* **Input rows**:
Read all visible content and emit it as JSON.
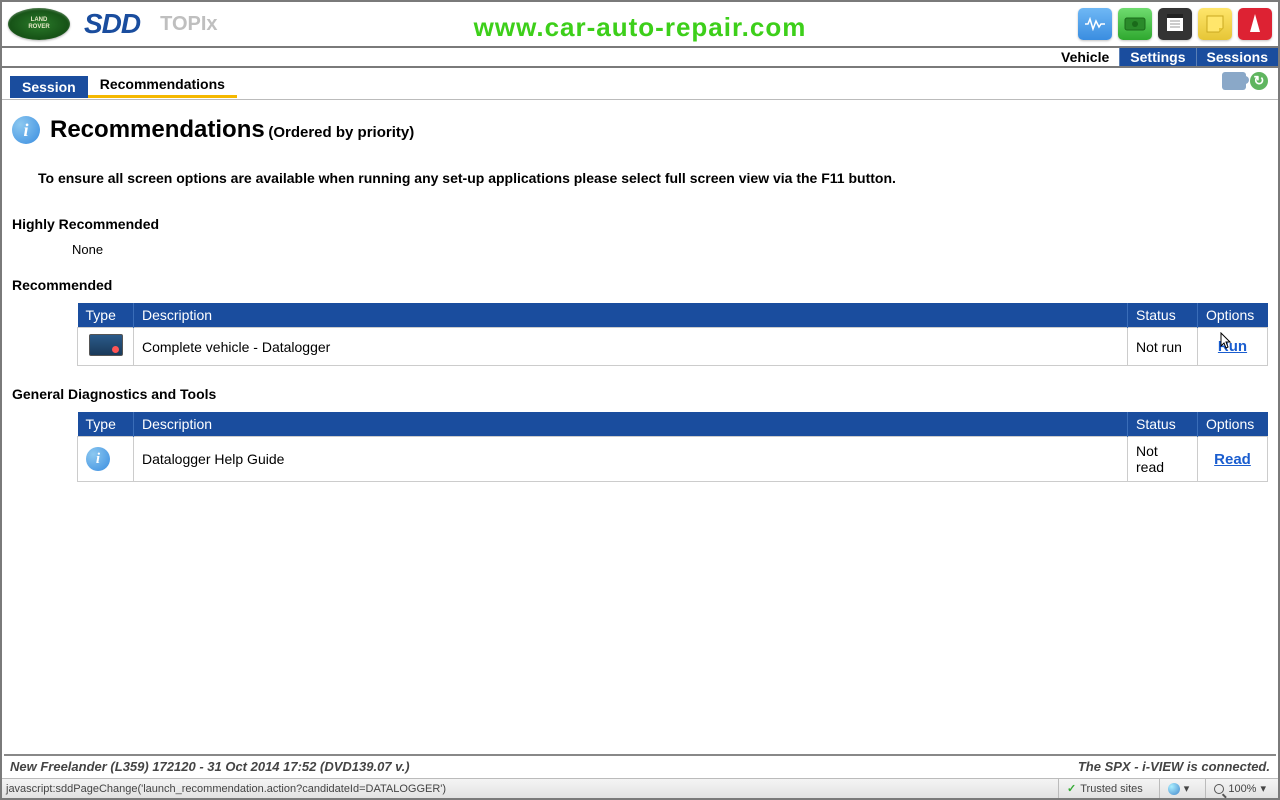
{
  "brand": {
    "landrover_text": "LAND-\nROVER",
    "sdd": "SDD",
    "topix": "TOPIx"
  },
  "watermark": "www.car-auto-repair.com",
  "topnav": {
    "vehicle": "Vehicle",
    "settings": "Settings",
    "sessions": "Sessions"
  },
  "subtabs": {
    "session": "Session",
    "recommendations": "Recommendations"
  },
  "page": {
    "title": "Recommendations",
    "subtitle": "(Ordered by priority)",
    "instruction": "To ensure all screen options are available when running any set-up applications please select full screen view via the F11 button."
  },
  "sections": {
    "highly": {
      "label": "Highly Recommended",
      "none": "None"
    },
    "recommended": {
      "label": "Recommended"
    },
    "general": {
      "label": "General Diagnostics and Tools"
    }
  },
  "table": {
    "headers": {
      "type": "Type",
      "description": "Description",
      "status": "Status",
      "options": "Options"
    },
    "recommended_rows": [
      {
        "description": "Complete vehicle - Datalogger",
        "status": "Not run",
        "action": "Run"
      }
    ],
    "general_rows": [
      {
        "description": "Datalogger Help Guide",
        "status": "Not read",
        "action": "Read"
      }
    ]
  },
  "footer": {
    "left": "New Freelander (L359) 172120 - 31 Oct 2014 17:52 (DVD139.07 v.)",
    "right": "The SPX - i-VIEW is connected."
  },
  "browser": {
    "js": "javascript:sddPageChange('launch_recommendation.action?candidateId=DATALOGGER')",
    "trusted": "Trusted sites",
    "zoom": "100%"
  }
}
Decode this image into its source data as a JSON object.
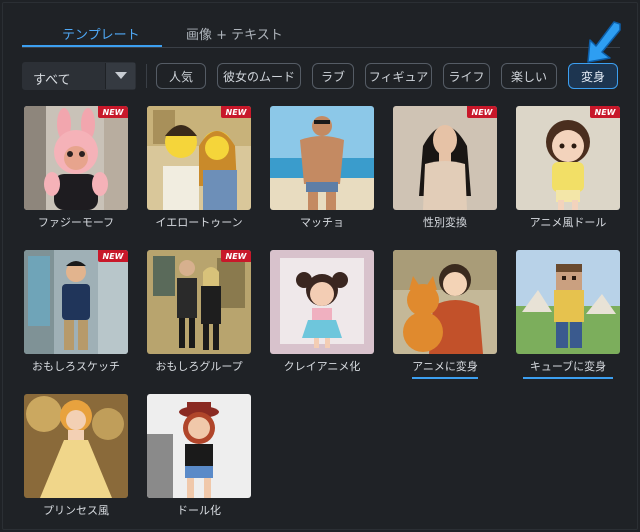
{
  "tabs": {
    "templates": "テンプレート",
    "image_text": "画像 + テキスト"
  },
  "filter": {
    "dropdown_value": "すべて",
    "chips": [
      "人気",
      "彼女のムード",
      "ラブ",
      "フィギュア",
      "ライフ",
      "楽しい",
      "変身"
    ]
  },
  "badge": "NEW",
  "cards": [
    {
      "label": "ファジーモーフ",
      "is_new": true
    },
    {
      "label": "イエロートゥーン",
      "is_new": true
    },
    {
      "label": "マッチョ",
      "is_new": false
    },
    {
      "label": "性別変換",
      "is_new": true
    },
    {
      "label": "アニメ風ドール",
      "is_new": true
    },
    {
      "label": "おもしろスケッチ",
      "is_new": true
    },
    {
      "label": "おもしろグループ",
      "is_new": true
    },
    {
      "label": "クレイアニメ化",
      "is_new": false
    },
    {
      "label": "アニメに変身",
      "is_new": false
    },
    {
      "label": "キューブに変身",
      "is_new": false
    },
    {
      "label": "プリンセス風",
      "is_new": false
    },
    {
      "label": "ドール化",
      "is_new": false
    }
  ],
  "colors": {
    "accent": "#3c9ff0",
    "badge": "#c8182a",
    "background": "#1f2226"
  }
}
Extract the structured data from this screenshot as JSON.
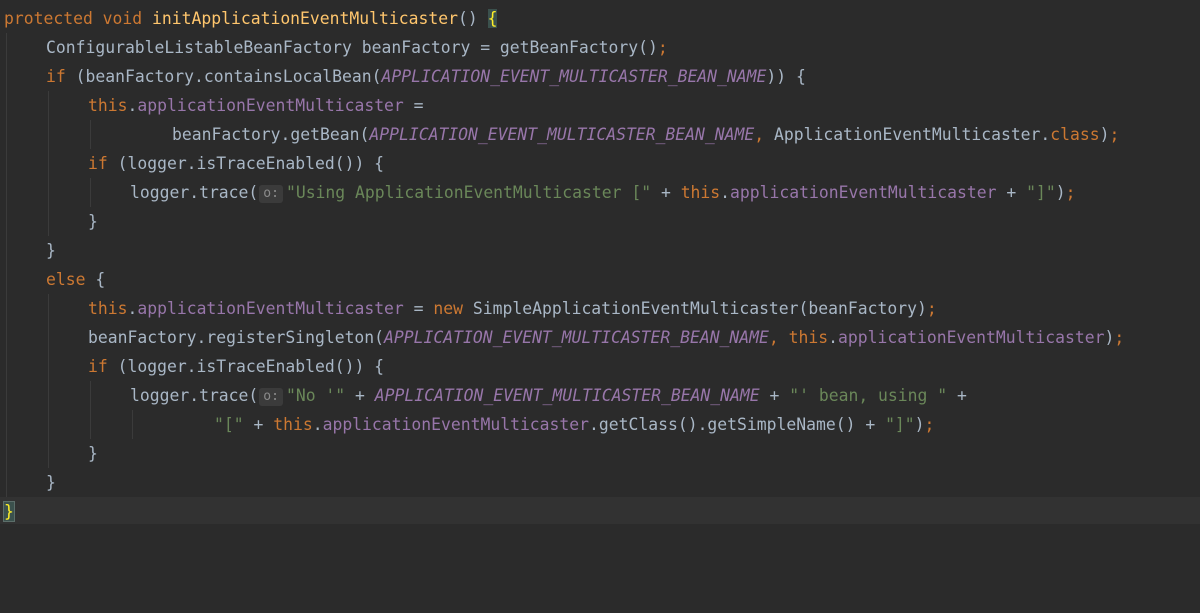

* **Set task**: Exclude the images, then output the data above word for word.

* **Written answer**:
Read all visible content and emit it as JSON.
{
  "brand": {
    "landrover_text": "LAND-\nROVER",
    "sdd": "SDD",
    "topix": "TOPIx"
  },
  "watermark": "www.car-auto-repair.com",
  "topnav": {
    "vehicle": "Vehicle",
    "settings": "Settings",
    "sessions": "Sessions"
  },
  "subtabs": {
    "session": "Session",
    "recommendations": "Recommendations"
  },
  "page": {
    "title": "Recommendations",
    "subtitle": "(Ordered by priority)",
    "instruction": "To ensure all screen options are available when running any set-up applications please select full screen view via the F11 button."
  },
  "sections": {
    "highly": {
      "label": "Highly Recommended",
      "none": "None"
    },
    "recommended": {
      "label": "Recommended"
    },
    "general": {
      "label": "General Diagnostics and Tools"
    }
  },
  "table": {
    "headers": {
      "type": "Type",
      "description": "Description",
      "status": "Status",
      "options": "Options"
    },
    "recommended_rows": [
      {
        "description": "Complete vehicle - Datalogger",
        "status": "Not run",
        "action": "Run"
      }
    ],
    "general_rows": [
      {
        "description": "Datalogger Help Guide",
        "status": "Not read",
        "action": "Read"
      }
    ]
  },
  "footer": {
    "left": "New Freelander (L359) 172120 - 31 Oct 2014 17:52 (DVD139.07 v.)",
    "right": "The SPX - i-VIEW is connected."
  },
  "browser": {
    "js": "javascript:sddPageChange('launch_recommendation.action?candidateId=DATALOGGER')",
    "trusted": "Trusted sites",
    "zoom": "100%"
  }
}
Decode this image into its source data as a JSON object.
{
  "tabs": {
    "templates": "テンプレート",
    "image_text": "画像 + テキスト"
  },
  "filter": {
    "dropdown_value": "すべて",
    "chips": [
      "人気",
      "彼女のムード",
      "ラブ",
      "フィギュア",
      "ライフ",
      "楽しい",
      "変身"
    ]
  },
  "badge": "NEW",
  "cards": [
    {
      "label": "ファジーモーフ",
      "is_new": true
    },
    {
      "label": "イエロートゥーン",
      "is_new": true
    },
    {
      "label": "マッチョ",
      "is_new": false
    },
    {
      "label": "性別変換",
      "is_new": true
    },
    {
      "label": "アニメ風ドール",
      "is_new": true
    },
    {
      "label": "おもしろスケッチ",
      "is_new": true
    },
    {
      "label": "おもしろグループ",
      "is_new": true
    },
    {
      "label": "クレイアニメ化",
      "is_new": false
    },
    {
      "label": "アニメに変身",
      "is_new": false
    },
    {
      "label": "キューブに変身",
      "is_new": false
    },
    {
      "label": "プリンセス風",
      "is_new": false
    },
    {
      "label": "ドール化",
      "is_new": false
    }
  ],
  "colors": {
    "accent": "#3c9ff0",
    "badge": "#c8182a",
    "background": "#1f2226"
  }
}
Extract the structured data from this screenshot as JSON.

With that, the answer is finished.